-- Begin Source records --
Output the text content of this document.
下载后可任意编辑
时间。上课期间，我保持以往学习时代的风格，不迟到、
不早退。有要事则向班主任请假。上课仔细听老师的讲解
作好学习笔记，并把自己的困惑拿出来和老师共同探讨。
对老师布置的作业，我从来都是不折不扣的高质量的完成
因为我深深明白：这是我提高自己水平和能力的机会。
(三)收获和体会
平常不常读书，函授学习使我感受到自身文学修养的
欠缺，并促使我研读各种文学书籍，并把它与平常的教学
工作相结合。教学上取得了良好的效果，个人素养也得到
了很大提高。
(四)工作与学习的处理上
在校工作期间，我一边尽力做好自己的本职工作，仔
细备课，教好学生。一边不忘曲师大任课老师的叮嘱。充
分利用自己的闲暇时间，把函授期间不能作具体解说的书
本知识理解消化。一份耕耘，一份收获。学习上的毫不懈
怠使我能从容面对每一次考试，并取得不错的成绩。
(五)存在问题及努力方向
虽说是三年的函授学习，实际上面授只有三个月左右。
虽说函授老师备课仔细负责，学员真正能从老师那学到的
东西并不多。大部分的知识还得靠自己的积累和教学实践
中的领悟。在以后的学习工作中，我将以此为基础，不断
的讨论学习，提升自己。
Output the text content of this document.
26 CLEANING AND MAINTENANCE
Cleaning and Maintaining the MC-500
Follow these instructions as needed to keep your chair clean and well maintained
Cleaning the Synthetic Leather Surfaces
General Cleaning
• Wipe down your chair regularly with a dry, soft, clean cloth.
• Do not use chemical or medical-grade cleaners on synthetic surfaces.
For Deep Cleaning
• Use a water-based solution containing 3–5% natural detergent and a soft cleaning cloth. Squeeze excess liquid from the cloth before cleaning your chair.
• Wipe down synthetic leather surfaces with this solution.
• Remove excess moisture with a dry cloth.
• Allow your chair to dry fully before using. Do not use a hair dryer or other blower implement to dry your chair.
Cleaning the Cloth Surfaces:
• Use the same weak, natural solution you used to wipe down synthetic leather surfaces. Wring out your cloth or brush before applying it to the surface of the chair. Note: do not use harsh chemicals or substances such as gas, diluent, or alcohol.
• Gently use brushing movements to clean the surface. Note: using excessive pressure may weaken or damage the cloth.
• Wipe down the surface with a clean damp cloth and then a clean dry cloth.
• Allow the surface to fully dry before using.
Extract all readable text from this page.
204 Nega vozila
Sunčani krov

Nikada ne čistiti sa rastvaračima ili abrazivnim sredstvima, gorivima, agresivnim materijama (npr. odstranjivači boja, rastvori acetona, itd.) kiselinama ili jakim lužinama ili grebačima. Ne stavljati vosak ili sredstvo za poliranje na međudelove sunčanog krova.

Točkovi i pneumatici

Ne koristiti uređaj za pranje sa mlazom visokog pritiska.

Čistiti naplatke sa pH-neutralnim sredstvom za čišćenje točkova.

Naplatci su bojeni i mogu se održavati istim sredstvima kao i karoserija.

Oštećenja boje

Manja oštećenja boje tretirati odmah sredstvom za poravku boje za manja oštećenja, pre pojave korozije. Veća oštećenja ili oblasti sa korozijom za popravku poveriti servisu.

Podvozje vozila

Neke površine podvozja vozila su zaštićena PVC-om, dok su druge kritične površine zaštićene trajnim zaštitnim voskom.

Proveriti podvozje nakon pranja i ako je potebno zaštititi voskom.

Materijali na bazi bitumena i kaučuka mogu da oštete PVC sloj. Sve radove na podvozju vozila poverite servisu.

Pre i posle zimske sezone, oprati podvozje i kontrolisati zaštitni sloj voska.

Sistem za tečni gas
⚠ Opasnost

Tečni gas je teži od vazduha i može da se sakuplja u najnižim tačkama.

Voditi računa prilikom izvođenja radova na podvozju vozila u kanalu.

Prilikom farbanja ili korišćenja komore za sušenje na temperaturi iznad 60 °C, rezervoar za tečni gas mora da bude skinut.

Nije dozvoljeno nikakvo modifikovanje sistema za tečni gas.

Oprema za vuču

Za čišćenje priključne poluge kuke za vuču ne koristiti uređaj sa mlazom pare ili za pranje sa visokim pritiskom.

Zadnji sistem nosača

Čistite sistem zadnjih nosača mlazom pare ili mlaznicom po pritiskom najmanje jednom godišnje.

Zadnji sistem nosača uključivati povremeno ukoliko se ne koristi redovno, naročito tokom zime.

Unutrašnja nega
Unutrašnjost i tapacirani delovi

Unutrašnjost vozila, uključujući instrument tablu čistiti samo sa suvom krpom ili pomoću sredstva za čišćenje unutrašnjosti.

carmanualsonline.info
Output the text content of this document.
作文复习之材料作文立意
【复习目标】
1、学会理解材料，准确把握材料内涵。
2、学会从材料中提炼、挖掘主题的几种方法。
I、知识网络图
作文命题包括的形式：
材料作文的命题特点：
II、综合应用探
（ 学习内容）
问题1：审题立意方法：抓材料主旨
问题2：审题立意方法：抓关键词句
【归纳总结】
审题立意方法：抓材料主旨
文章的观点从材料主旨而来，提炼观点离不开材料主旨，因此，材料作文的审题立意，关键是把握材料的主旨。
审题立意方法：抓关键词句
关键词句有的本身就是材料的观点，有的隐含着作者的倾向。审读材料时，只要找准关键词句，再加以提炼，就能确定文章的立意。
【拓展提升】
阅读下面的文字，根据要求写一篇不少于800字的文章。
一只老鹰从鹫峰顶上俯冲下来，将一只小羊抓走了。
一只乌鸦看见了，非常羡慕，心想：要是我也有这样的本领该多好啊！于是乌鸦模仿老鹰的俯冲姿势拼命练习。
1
-- End Source records --
=== Instructions for the task ===
Identify every line where the string "chair" appears.

=== Full solution ===
Follow these instructions as needed to keep your chair clean and well maintained
• Wipe down your chair regularly with a dry, soft, clean cloth.
• Use a water-based solution containing 3–5% natural detergent and a soft cleaning cloth. Squeeze excess liquid from the cloth before cleaning your chair.
• Allow your chair to dry fully before using. Do not use a hair dryer or other blower implement to dry your chair.
• Use the same weak, natural solution you used to wipe down synthetic leather surfaces. Wring out your cloth or brush before applying it to the surface of the chair. Note: do not use harsh chemicals or substances such as gas, diluent, or alcohol.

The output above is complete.